## Work instruction A
Reproduce the passage of the hyaluronic acid review starting with "Hyaluronic Acid in" and going on through "Wardha, Maharashtra, India.".
## Work instruction B
Answer these questions from the hyaluronic acid review:
(i) What two properties does HA have on periodontal tissues invaded by submicrobial flora?
(ii) What range of molecular weight does HA naturally have?
(iii) In what year was HA discovered?

## Document segment
Hyaluronic Acid in Periodontal Regeneration and Implant Dentistry-A Review
Correspondence Address :
Deepika Ajit Masurkar,
Sharad Pawar Dental College, Sawangi, Wardha, Maharashtra, India.
E-mail: dipika.masurkar@gmail.com
The glycosaminoglycan Hyaluronic Acid (HA) is present in the connective tissue of vertebrates. In the extracellular matrix of soft periodontal tissues, it is the most prevalent glycosaminoglycan with a higher molecular weight. In medical fields such as orthopaedics, dermatology, and ophthalmology, the use of HA in the treatment of inflammatory processes is well established. The extracellular matrix of various tissues, including connective tissue, synovial fluid, and other tissues, contains HA, a naturally occurring linear polysaccharide. Its efficacy in the treatment of inflammatory conditions has been proven. It has anti-inflammatory and antibacterial effects in the treatment of gingivitis and periodontitis in dentistry. It could be used as an adjunct to mechanical therapy in the treatment of periodontitis because of its tissue healing properties. Use of HA for implant surface modification has also been extensively studied. HA has proven to be effective in peri-implantitis. The purpose of this review paper is to explain HA’s involvement in periodontal therapy.
Anti-inflammatory, Connective tissue, Hyaluronate, Peri-implantitis, Periodontal wound healing
Hyaluronate also identified as hyaluronan or “HA”, is a non sulphated, higher molecular mass linear polysaccharide present in connective tissue, synovial fluid, the extracellular matrix and other tissues. It has a variety of biological and physical functions, including extracellular, cellular, growth factor interactions, osmotic pressure regulation, and lubrication of tissue (1). All of these roles contribute to the tissue’s structural and homeostatic integrity. On periodontal tissues invaded by submicrobial flora, HA have antioedematous and anti-inflammatory properties (1).
Structure
The HA is a non sulphated glycosaminoglycan having naturally occurring 4,000-20,000,000 daltons molecular weight. The HA structure is made up of alternating 1-3 and 1-4 bonds connecting “polyanionic disaccharide units of glucouronic acid and N-acetyl glucosamine” (Table/Fig 1) (2). It is a straight chain of polysaccharide found in synovial fluid, connective tissue, embryonic mesenchyma, skin, vitreous humour and a variety of other body organs and tissues. HA can be synthesised by almost all cells in the body, and the process occurs in cell membrane (1).
History
Vedamurthy M mentioned in the study that Scientists John Palmer discovered HA in 1934 at Columbia University in New York, from the glassy jelly from eyes of cows, they isolated a chemical substance (3). The initials HA were chosen because they were derived from the Greek word “hyalos,” which means “glass.” Preliminary clinical trials have been carried out in the field of dentistry by Vangelisti R et al., (4).

## Available data
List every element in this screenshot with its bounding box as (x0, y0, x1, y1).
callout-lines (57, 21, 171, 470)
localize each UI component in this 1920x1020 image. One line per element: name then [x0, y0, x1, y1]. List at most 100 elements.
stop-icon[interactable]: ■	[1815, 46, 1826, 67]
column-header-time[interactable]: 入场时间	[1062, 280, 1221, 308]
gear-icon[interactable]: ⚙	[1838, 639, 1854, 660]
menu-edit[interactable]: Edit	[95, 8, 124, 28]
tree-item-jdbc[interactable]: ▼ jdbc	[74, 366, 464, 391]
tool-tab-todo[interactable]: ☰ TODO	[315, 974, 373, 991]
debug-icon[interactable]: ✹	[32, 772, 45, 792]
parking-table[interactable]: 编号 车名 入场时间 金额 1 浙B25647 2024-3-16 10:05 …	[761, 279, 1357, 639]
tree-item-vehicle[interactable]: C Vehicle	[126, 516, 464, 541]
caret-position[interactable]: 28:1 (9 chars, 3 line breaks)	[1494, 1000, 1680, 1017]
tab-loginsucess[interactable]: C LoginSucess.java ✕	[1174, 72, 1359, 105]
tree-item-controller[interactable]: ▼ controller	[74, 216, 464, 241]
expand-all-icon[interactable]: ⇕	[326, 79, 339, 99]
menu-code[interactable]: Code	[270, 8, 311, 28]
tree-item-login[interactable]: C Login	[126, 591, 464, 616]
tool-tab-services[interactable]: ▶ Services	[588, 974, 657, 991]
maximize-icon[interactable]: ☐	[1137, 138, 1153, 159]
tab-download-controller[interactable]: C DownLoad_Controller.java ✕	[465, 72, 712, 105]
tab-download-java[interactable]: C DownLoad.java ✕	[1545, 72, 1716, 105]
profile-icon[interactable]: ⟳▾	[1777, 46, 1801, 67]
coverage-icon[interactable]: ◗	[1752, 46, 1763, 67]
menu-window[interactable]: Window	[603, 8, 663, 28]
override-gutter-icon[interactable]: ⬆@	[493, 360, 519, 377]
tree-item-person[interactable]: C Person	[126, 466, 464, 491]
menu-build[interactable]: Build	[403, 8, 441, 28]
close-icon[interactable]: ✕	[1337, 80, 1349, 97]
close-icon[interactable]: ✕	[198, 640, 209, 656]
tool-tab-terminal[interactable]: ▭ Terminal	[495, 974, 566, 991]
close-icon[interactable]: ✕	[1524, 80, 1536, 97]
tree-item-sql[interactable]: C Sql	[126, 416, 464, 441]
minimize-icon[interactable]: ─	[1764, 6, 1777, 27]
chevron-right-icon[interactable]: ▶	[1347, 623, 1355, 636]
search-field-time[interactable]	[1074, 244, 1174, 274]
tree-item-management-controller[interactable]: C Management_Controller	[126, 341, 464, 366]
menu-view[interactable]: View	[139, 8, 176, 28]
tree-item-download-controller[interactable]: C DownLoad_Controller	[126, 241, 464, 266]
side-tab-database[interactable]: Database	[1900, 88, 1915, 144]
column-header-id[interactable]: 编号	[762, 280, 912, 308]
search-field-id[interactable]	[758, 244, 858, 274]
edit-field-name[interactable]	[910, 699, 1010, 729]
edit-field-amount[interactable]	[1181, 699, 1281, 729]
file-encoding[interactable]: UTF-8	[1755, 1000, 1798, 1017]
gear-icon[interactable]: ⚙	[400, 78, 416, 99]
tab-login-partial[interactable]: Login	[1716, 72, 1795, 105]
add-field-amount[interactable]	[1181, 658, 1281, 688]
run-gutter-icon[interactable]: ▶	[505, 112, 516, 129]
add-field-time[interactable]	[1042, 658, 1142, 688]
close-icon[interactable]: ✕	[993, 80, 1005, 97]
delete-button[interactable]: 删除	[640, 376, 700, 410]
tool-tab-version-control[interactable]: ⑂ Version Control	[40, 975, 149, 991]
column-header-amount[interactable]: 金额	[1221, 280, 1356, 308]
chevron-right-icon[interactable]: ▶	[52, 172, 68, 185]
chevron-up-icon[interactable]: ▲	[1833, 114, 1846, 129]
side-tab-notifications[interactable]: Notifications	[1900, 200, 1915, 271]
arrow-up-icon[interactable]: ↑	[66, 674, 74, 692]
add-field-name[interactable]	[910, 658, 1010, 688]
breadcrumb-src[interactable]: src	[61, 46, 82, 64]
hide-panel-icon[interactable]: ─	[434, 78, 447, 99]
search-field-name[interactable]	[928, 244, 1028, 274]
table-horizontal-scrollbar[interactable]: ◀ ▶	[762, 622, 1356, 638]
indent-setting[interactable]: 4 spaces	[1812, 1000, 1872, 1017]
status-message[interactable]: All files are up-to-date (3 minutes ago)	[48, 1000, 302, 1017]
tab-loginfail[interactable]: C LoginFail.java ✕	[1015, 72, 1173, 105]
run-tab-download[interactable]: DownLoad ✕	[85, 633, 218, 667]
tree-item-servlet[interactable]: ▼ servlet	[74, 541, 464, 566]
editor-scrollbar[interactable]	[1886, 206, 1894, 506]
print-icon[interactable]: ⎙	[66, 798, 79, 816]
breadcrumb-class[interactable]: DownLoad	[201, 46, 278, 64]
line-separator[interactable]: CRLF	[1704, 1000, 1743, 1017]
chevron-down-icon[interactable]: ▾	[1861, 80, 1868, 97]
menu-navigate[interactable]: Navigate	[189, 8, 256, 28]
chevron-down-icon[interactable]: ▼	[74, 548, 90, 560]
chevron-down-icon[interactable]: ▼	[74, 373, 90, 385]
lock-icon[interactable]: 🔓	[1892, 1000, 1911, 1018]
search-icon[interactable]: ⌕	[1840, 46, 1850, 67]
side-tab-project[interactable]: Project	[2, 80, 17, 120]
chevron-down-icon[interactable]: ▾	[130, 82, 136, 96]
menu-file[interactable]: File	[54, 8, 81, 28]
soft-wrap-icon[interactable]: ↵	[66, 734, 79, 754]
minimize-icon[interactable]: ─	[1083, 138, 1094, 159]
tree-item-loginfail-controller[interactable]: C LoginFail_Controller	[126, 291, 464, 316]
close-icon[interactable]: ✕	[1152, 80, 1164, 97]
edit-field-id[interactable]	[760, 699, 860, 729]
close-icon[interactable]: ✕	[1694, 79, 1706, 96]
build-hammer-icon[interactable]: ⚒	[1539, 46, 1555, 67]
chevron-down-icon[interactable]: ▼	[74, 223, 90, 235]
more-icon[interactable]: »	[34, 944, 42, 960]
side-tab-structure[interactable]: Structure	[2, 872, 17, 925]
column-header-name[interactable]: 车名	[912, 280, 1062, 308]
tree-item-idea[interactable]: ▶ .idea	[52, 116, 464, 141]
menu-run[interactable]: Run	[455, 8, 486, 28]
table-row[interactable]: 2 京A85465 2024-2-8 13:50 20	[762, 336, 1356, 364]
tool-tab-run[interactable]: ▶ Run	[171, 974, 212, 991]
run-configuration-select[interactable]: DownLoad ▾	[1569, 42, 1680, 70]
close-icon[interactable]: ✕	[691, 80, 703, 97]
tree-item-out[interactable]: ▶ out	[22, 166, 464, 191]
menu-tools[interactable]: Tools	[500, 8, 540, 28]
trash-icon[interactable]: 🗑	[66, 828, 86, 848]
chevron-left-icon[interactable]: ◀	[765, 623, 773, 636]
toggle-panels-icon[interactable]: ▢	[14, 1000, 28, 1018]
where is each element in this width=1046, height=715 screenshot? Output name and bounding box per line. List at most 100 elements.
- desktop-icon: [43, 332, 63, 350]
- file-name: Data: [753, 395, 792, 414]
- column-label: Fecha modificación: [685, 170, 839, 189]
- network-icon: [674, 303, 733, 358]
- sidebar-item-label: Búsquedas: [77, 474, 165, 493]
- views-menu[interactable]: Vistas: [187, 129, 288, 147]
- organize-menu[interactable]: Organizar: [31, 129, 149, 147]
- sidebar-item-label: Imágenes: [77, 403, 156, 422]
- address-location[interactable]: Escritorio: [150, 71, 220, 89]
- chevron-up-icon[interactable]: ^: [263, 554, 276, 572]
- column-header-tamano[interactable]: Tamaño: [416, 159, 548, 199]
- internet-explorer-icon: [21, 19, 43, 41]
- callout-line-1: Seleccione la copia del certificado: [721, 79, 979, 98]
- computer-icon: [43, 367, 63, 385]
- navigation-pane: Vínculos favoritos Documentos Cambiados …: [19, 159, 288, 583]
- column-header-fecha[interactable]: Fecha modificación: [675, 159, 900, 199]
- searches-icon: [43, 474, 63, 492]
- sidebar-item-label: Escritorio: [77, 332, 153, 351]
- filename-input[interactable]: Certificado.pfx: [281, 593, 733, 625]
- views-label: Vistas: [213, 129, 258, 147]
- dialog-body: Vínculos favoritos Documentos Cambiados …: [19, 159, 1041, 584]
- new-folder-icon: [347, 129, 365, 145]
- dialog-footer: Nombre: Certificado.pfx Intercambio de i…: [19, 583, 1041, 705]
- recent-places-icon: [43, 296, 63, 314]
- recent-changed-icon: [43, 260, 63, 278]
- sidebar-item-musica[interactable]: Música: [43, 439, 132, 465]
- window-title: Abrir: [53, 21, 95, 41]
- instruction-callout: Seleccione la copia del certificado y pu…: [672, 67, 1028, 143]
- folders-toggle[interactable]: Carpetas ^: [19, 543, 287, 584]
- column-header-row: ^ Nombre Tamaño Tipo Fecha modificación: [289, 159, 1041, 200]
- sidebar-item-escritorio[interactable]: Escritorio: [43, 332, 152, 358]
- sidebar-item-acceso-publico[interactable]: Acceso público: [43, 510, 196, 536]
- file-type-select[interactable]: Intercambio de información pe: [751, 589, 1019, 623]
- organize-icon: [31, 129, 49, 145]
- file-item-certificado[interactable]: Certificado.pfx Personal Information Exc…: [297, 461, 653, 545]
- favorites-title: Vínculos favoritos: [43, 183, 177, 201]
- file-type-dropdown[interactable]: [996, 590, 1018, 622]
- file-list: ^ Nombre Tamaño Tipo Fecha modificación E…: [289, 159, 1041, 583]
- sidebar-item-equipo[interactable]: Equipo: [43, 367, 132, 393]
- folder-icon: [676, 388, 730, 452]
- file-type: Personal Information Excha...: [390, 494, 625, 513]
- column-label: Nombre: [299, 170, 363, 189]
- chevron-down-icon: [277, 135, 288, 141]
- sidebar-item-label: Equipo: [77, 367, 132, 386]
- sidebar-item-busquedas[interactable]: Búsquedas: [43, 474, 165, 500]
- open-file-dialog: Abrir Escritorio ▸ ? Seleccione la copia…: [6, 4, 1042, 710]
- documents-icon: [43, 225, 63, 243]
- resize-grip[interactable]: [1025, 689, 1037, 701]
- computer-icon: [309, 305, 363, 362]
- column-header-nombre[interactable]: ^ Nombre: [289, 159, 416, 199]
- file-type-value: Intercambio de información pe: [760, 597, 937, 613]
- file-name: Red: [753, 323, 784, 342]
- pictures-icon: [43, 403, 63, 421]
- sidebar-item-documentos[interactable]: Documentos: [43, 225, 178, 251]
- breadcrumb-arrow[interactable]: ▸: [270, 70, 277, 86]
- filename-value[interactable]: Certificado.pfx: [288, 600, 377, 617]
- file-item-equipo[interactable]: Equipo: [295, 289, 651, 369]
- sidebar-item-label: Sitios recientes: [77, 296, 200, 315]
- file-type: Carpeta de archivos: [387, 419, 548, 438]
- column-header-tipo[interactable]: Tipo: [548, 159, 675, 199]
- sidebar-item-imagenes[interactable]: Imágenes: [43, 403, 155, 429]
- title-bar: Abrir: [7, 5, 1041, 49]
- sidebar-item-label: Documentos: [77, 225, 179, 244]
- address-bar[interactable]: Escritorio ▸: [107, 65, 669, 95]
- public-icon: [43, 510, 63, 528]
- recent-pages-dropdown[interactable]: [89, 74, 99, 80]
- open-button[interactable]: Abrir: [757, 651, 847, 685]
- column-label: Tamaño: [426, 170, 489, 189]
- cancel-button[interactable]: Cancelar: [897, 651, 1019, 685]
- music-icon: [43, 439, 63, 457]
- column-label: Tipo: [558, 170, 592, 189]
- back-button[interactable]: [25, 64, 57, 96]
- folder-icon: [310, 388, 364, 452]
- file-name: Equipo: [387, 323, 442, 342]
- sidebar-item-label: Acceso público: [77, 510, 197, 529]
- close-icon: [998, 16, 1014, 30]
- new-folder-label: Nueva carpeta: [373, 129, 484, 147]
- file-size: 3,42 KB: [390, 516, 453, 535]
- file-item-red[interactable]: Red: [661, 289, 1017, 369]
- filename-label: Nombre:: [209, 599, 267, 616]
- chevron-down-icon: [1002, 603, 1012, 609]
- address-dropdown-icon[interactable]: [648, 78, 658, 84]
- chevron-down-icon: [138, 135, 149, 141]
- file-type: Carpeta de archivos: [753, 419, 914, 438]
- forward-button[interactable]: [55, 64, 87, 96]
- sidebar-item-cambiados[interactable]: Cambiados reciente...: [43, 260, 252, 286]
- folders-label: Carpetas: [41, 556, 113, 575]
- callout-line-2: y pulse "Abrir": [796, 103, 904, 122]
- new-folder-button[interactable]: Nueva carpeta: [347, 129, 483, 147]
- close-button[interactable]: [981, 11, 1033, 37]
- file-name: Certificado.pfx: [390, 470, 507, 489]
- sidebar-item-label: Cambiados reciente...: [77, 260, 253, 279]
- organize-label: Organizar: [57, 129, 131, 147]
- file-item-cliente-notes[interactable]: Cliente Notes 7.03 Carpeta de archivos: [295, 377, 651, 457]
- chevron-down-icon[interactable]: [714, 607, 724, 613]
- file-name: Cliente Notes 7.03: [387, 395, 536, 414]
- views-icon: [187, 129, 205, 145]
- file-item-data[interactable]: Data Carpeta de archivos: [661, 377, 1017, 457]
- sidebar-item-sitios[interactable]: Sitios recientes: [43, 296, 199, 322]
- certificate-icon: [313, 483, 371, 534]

## Exercise result A
Hyaluronic Acid in Periodontal Regeneration and Implant Dentistry-A Review
Correspondence Address :
Deepika Ajit Masurkar,
Sharad Pawar Dental College, Sawangi, Wardha, Maharashtra, India.

## Exercise result B
(i) Antioedematous and anti-inflammatory properties.
(ii) 4,000-20,000,000 daltons.
(iii) 1934.